[Collection entries]

---------------

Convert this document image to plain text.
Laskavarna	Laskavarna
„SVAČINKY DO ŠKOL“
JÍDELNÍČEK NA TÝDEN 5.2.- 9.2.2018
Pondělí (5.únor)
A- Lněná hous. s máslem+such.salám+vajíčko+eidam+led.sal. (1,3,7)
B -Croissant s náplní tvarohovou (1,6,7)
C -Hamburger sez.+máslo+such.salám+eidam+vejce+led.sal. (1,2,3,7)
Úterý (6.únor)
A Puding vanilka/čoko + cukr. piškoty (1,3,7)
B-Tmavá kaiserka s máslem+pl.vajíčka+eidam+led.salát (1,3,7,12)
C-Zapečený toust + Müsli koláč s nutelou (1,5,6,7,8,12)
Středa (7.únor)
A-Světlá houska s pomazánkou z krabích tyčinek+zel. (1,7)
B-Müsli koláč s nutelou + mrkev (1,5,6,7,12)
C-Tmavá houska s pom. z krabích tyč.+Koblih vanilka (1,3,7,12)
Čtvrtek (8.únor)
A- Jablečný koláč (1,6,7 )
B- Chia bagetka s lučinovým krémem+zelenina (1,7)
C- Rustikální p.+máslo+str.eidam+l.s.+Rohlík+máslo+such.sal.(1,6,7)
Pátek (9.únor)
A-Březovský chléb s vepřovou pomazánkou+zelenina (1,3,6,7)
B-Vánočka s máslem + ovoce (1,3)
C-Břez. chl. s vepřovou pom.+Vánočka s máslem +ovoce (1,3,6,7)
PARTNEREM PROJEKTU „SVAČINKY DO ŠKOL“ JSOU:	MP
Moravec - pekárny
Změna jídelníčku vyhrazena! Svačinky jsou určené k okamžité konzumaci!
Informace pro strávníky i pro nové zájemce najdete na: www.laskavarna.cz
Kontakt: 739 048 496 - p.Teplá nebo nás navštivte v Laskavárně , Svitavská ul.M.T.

---------------

- Requirement
List all lines in the material containing the string "vepřovou".

- Output below
A-Březovský chléb s vepřovou pomazánkou+zelenina (1,3,6,7)
C-Břez. chl. s vepřovou pom.+Vánočka s máslem +ovoce (1,3,6,7)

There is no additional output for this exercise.